Dataset:
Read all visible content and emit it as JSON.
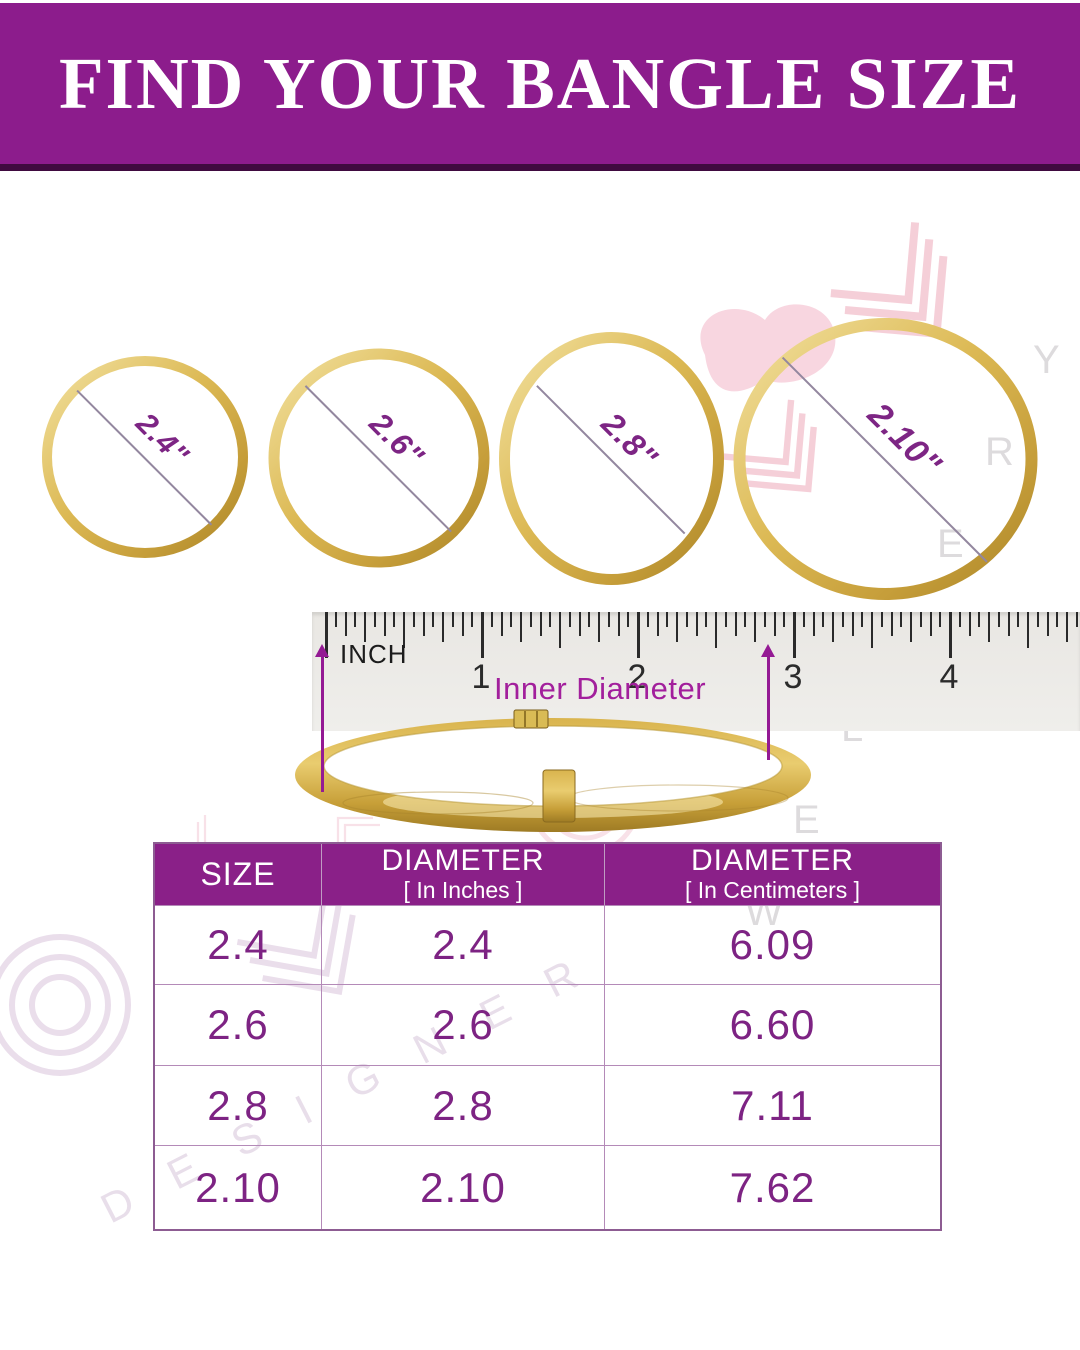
{
  "header": {
    "title": "FIND YOUR BANGLE SIZE"
  },
  "diagram": {
    "inner_diameter_label": "Inner Diameter",
    "bangles": [
      {
        "size": "2.4",
        "label": "2.4\""
      },
      {
        "size": "2.6",
        "label": "2.6\""
      },
      {
        "size": "2.8",
        "label": "2.8\""
      },
      {
        "size": "2.10",
        "label": "2.10\""
      }
    ]
  },
  "ruler": {
    "unit_label": "INCH",
    "numbers": [
      "1",
      "2",
      "3",
      "4"
    ]
  },
  "table": {
    "columns": [
      {
        "title": "SIZE",
        "subtitle": ""
      },
      {
        "title": "DIAMETER",
        "subtitle": "[ In Inches ]"
      },
      {
        "title": "DIAMETER",
        "subtitle": "[ In Centimeters ]"
      }
    ],
    "rows": [
      [
        "2.4",
        "2.4",
        "6.09"
      ],
      [
        "2.6",
        "2.6",
        "6.60"
      ],
      [
        "2.8",
        "2.8",
        "7.11"
      ],
      [
        "2.10",
        "2.10",
        "7.62"
      ]
    ]
  },
  "watermark": {
    "jewellery_letters": "WELLERY",
    "designer": "DESIGNER"
  },
  "colors": {
    "banner_purple": "#8C1C8C",
    "table_header_purple": "#8A2088",
    "value_purple": "#7D2383",
    "accent_magenta": "#A21F9C",
    "arrow_purple": "#941A94",
    "gold": "#D8B44C"
  }
}
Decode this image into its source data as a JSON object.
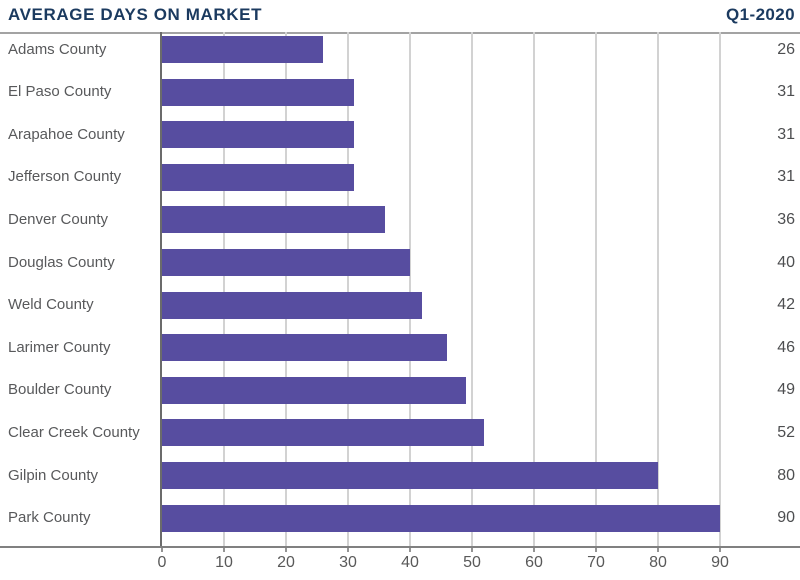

Directive:
Locate each line containing the string "JSON" and show it.

Result:
Read all visible content and emit it as JSON.
Decode this image into its source data as a JSON object.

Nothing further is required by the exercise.